__Extracted data__:
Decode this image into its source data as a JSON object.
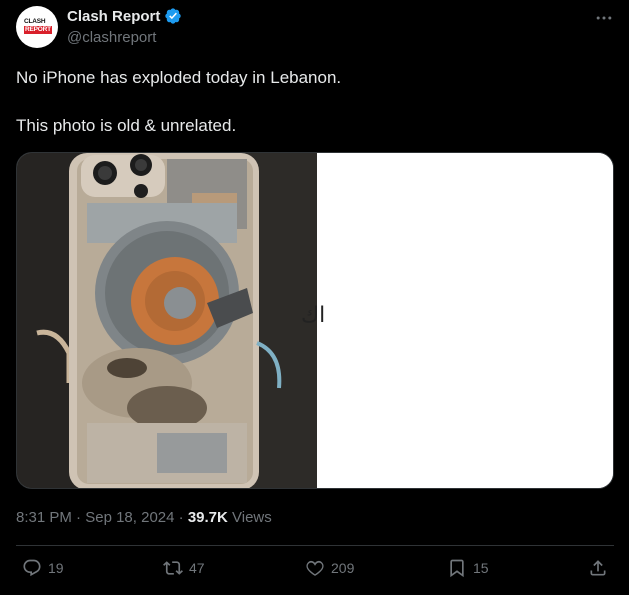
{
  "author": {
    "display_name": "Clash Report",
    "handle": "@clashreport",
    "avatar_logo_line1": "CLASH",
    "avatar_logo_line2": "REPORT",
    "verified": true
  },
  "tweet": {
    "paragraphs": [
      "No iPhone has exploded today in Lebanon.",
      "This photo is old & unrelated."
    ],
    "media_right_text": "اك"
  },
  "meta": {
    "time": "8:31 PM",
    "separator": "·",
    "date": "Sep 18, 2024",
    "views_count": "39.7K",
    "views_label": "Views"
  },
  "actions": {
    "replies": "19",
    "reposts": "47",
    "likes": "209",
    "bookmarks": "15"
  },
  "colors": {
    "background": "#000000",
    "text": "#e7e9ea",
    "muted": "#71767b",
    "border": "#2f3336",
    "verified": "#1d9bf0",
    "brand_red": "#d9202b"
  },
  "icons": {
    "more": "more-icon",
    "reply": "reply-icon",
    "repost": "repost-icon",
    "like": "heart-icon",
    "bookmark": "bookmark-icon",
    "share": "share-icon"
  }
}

...

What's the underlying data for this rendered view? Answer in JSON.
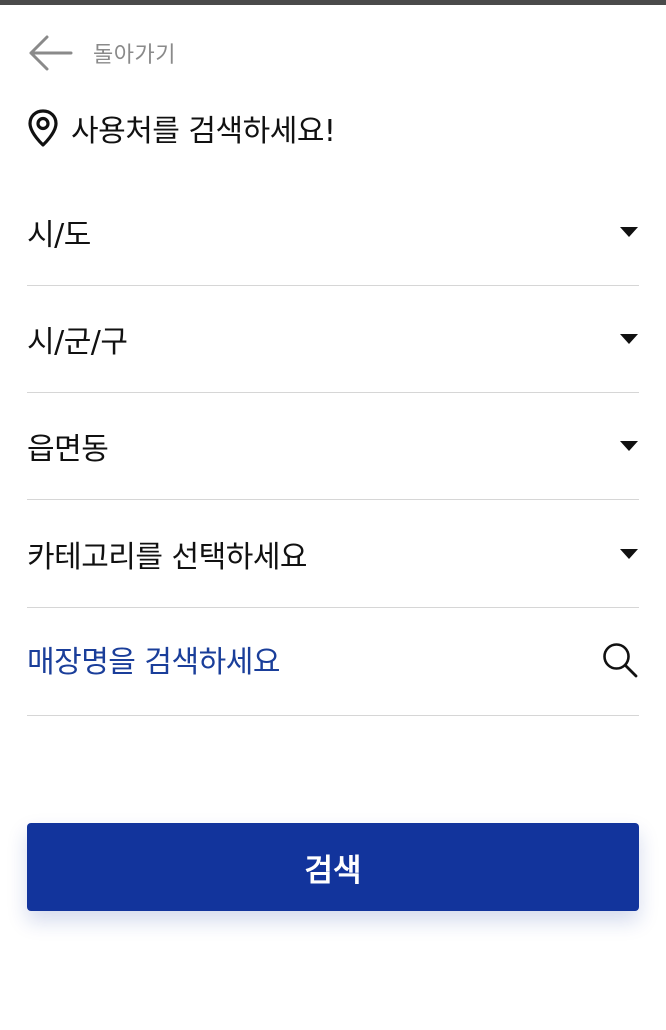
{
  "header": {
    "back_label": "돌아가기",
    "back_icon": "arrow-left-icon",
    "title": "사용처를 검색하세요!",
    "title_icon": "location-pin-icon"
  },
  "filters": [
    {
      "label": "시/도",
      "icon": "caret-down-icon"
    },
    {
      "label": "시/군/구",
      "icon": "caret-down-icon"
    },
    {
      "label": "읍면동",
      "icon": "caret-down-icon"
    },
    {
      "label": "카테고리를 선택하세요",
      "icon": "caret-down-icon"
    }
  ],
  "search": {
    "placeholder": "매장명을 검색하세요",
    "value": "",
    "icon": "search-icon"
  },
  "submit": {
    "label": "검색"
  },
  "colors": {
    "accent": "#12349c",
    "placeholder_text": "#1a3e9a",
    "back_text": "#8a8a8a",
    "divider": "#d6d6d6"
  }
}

==

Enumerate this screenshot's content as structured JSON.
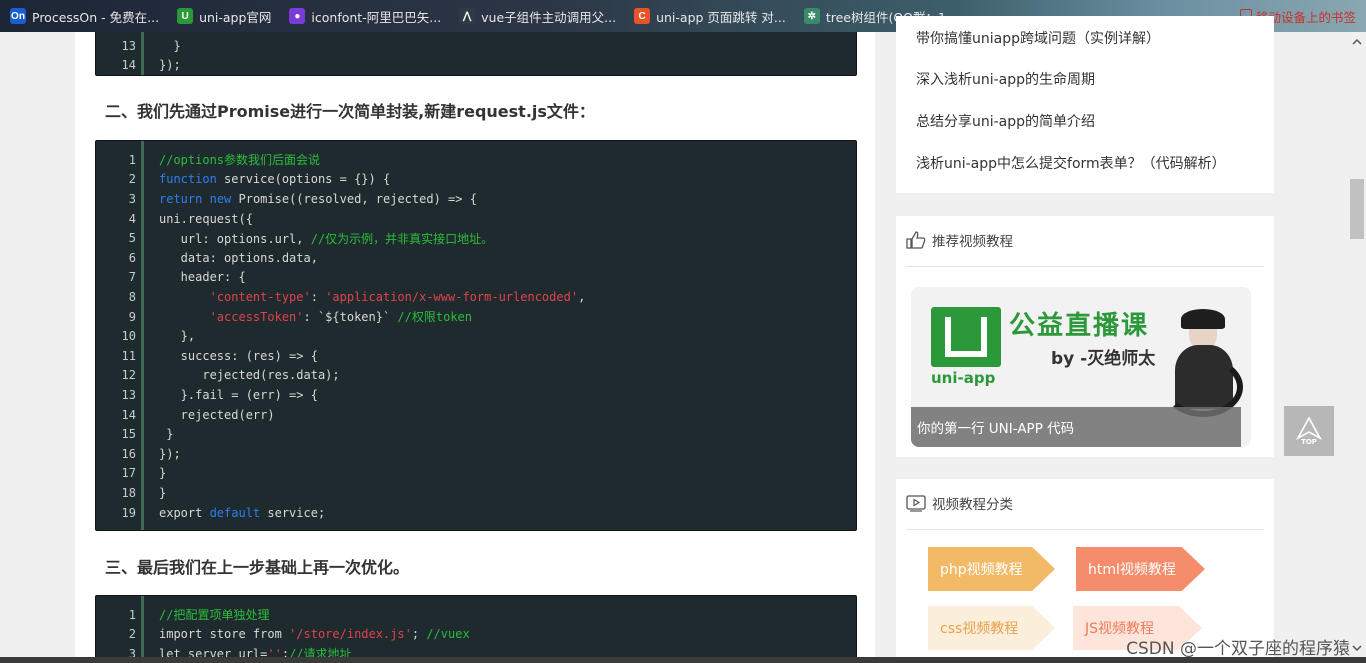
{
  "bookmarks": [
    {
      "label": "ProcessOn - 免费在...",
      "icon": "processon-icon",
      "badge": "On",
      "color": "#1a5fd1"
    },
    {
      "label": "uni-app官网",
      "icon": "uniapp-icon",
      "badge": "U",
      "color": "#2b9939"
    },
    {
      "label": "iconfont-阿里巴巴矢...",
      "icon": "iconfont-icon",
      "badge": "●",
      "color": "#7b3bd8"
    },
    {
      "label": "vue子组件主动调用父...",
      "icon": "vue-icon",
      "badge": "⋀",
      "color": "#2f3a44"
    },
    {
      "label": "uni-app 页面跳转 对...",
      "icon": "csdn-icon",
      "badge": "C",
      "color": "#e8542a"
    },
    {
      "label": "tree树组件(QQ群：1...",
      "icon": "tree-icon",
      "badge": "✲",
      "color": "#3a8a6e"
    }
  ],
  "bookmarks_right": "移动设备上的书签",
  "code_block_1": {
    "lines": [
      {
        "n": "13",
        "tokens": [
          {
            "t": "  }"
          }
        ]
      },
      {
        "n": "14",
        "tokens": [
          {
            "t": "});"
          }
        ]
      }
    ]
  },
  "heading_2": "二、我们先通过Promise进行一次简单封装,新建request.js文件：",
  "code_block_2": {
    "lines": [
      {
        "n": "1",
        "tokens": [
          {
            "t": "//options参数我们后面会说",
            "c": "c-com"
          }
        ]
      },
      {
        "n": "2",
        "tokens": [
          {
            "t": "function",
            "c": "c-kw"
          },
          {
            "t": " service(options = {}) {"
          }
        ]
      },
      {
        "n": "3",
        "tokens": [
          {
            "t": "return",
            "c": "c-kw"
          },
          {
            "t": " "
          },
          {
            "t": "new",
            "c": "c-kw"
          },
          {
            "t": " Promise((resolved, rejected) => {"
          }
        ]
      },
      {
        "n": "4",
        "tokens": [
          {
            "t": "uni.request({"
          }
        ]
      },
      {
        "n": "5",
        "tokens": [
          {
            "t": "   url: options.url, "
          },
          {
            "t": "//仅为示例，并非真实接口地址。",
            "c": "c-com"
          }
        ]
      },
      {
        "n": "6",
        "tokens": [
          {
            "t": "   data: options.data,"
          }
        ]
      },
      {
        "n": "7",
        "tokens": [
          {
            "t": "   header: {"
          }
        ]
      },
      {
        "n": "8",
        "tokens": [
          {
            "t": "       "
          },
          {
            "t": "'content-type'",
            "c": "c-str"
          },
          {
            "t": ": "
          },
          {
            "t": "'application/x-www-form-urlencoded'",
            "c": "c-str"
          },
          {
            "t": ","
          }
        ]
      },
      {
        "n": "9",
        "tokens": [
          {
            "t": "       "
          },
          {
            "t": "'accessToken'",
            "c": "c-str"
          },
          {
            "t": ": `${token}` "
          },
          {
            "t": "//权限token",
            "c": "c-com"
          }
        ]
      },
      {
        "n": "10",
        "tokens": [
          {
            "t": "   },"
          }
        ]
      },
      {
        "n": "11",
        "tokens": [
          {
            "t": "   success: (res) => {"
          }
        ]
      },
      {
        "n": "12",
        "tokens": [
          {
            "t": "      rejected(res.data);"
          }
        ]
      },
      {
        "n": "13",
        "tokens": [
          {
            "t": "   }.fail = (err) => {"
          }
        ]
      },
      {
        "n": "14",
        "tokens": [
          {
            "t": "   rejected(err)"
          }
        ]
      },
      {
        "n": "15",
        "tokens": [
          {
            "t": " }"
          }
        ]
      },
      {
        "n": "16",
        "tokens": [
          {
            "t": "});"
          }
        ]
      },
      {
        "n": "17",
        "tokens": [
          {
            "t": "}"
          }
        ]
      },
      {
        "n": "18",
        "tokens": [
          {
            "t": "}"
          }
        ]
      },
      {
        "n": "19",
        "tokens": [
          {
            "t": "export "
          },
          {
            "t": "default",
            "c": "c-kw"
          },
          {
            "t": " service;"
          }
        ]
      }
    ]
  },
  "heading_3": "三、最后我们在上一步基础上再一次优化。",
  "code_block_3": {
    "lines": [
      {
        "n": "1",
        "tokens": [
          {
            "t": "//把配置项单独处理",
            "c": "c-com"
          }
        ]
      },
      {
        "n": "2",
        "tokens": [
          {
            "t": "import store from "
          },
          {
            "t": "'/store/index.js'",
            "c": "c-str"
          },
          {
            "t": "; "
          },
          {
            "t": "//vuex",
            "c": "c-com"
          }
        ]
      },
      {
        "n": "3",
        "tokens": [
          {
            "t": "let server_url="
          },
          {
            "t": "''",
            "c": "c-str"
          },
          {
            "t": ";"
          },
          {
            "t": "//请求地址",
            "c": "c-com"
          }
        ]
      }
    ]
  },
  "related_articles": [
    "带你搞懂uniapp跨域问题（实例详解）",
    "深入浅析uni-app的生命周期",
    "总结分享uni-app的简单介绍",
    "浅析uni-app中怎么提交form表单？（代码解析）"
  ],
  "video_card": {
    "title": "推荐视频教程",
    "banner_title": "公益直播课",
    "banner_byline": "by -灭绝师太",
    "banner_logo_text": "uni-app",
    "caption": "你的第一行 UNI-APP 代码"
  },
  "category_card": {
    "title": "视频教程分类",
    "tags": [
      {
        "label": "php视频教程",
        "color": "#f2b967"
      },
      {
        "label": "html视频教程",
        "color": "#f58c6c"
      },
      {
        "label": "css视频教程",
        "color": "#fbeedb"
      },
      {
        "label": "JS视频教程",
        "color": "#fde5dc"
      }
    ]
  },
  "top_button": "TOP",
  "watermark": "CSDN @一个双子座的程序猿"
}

__Exercise task__:
Using the entries above, find all lines with "iconfont". Copy them.

__Task output__:
      "label": "iconfont-阿里巴巴矢...",
      "icon": "iconfont-icon",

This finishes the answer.